* SET PROBLEM *
Print the listing that follows, character for character.

[Stored items]
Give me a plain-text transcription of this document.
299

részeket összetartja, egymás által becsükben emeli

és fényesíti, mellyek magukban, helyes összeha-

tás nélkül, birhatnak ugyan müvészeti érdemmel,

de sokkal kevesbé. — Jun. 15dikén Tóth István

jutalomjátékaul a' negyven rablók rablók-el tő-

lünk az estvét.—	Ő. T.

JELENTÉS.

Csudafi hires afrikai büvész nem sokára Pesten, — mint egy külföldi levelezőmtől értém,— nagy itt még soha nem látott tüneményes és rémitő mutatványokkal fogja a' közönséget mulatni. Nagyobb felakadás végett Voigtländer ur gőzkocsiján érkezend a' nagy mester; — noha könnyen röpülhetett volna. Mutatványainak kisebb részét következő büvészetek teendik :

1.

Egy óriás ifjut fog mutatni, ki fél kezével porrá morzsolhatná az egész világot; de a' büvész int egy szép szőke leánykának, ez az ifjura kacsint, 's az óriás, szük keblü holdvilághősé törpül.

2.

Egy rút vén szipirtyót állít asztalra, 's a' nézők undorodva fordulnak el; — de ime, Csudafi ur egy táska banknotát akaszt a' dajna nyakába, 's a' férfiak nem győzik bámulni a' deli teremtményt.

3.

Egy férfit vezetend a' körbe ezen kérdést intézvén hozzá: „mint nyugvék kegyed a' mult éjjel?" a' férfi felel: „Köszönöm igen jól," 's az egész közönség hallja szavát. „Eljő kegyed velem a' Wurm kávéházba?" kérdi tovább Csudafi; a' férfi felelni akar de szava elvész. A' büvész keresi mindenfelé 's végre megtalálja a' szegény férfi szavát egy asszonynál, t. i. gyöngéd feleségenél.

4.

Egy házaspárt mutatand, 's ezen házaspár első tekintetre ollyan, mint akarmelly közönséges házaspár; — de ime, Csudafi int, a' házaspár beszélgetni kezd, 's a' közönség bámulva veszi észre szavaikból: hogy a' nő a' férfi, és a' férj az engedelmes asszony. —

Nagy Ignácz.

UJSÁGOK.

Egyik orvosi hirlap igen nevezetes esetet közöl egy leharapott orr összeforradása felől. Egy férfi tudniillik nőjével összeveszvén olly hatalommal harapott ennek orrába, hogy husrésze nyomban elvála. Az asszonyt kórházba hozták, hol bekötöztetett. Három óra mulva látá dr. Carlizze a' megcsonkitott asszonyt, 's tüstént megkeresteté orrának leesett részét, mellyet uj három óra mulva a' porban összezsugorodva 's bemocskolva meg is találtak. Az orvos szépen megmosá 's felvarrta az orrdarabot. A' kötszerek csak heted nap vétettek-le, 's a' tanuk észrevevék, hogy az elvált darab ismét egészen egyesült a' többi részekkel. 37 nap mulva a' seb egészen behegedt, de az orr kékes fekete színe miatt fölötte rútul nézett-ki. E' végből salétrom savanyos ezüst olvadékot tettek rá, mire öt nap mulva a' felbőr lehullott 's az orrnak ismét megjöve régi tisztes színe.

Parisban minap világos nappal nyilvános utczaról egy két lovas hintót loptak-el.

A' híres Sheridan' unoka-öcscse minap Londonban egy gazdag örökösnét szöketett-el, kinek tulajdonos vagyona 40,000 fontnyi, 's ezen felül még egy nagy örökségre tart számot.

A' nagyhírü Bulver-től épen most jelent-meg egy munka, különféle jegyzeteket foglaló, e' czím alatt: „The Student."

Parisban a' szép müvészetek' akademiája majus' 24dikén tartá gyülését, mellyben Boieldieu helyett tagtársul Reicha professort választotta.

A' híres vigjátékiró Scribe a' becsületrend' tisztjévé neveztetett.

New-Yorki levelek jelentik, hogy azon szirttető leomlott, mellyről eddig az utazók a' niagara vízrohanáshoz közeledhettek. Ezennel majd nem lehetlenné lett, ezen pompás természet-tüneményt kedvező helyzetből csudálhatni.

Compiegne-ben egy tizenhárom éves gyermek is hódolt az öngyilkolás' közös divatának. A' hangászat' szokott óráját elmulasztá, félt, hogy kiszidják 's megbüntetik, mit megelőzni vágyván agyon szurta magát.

* RESPONSE TO THE TASK *
Give me a plain-text transcription of this document.
299

részeket összetartja, egymás által becsükben emeli

és fényesíti, mellyek magukban, helyes összeha-

tás nélkül, birhatnak ugyan müvészeti érdemmel,

de sokkal kevesbé. — Jun. 15dikén Tóth István

jutalomjátékaul a' negyven rablók rablók-el tő-

lünk az estvét.—	Ő. T.

JELENTÉS.

Csudafi hires afrikai büvész nem sokára Pesten, — mint egy külföldi levelezőmtől értém,— nagy itt még soha nem látott tüneményes és rémitő mutatványokkal fogja a' közönséget mulatni. Nagyobb felakadás végett Voigtländer ur gőzkocsiján érkezend a' nagy mester; — noha könnyen röpülhetett volna. Mutatványainak kisebb részét következő büvészetek teendik :

1.

Egy óriás ifjut fog mutatni, ki fél kezével porrá morzsolhatná az egész világot; de a' büvész int egy szép szőke leánykának, ez az ifjura kacsint, 's az óriás, szük keblü holdvilághősé törpül.

2.

Egy rút vén szipirtyót állít asztalra, 's a' nézők undorodva fordulnak el; — de ime, Csudafi ur egy táska banknotát akaszt a' dajna nyakába, 's a' férfiak nem győzik bámulni a' deli teremtményt.

3.

Egy férfit vezetend a' körbe ezen kérdést intézvén hozzá: „mint nyugvék kegyed a' mult éjjel?" a' férfi felel: „Köszönöm igen jól," 's az egész közönség hallja szavát. „Eljő kegyed velem a' Wurm kávéházba?" kérdi tovább Csudafi; a' férfi felelni akar de szava elvész. A' büvész keresi mindenfelé 's végre megtalálja a' szegény férfi szavát egy asszonynál, t. i. gyöngéd feleségenél.

4.

Egy házaspárt mutatand, 's ezen házaspár első tekintetre ollyan, mint akarmelly közönséges házaspár; — de ime, Csudafi int, a' házaspár beszélgetni kezd, 's a' közönség bámulva veszi észre szavaikból: hogy a' nő a' férfi, és a' férj az engedelmes asszony. —

Nagy Ignácz.

UJSÁGOK.

Egyik orvosi hirlap igen nevezetes esetet közöl egy leharapott orr összeforradása felől. Egy férfi tudniillik nőjével összeveszvén olly hatalommal harapott ennek orrába, hogy husrésze nyomban elvála. Az asszonyt kórházba hozták, hol bekötöztetett. Három óra mulva látá dr. Carlizze a' megcsonkitott asszonyt, 's tüstént megkeresteté orrának leesett részét, mellyet uj három óra mulva a' porban összezsugorodva 's bemocskolva meg is találtak. Az orvos szépen megmosá 's felvarrta az orrdarabot. A' kötszerek csak heted nap vétettek-le, 's a' tanuk észrevevék, hogy az elvált darab ismét egészen egyesült a' többi részekkel. 37 nap mulva a' seb egészen behegedt, de az orr kékes fekete színe miatt fölötte rútul nézett-ki. E' végből salétrom savanyos ezüst olvadékot tettek rá, mire öt nap mulva a' felbőr lehullott 's az orrnak ismét megjöve régi tisztes színe.

Parisban minap világos nappal nyilvános utczaról egy két lovas hintót loptak-el.

A' híres Sheridan' unoka-öcscse minap Londonban egy gazdag örökösnét szöketett-el, kinek tulajdonos vagyona 40,000 fontnyi, 's ezen felül még egy nagy örökségre tart számot.

A' nagyhírü Bulver-től épen most jelent-meg egy munka, különféle jegyzeteket foglaló, e' czím alatt: „The Student."

Parisban a' szép müvészetek' akademiája majus' 24dikén tartá gyülését, mellyben Boieldieu helyett tagtársul Reicha professort választotta.

A' híres vigjátékiró Scribe a' becsületrend' tisztjévé neveztetett.

New-Yorki levelek jelentik, hogy azon szirttető leomlott, mellyről eddig az utazók a' niagara vízrohanáshoz közeledhettek. Ezennel majd nem lehetlenné lett, ezen pompás természet-tüneményt kedvező helyzetből csudálhatni.

Compiegne-ben egy tizenhárom éves gyermek is hódolt az öngyilkolás' közös divatának. A' hangászat' szokott óráját elmulasztá, félt, hogy kiszidják 's megbüntetik, mit megelőzni vágyván agyon szurta magát.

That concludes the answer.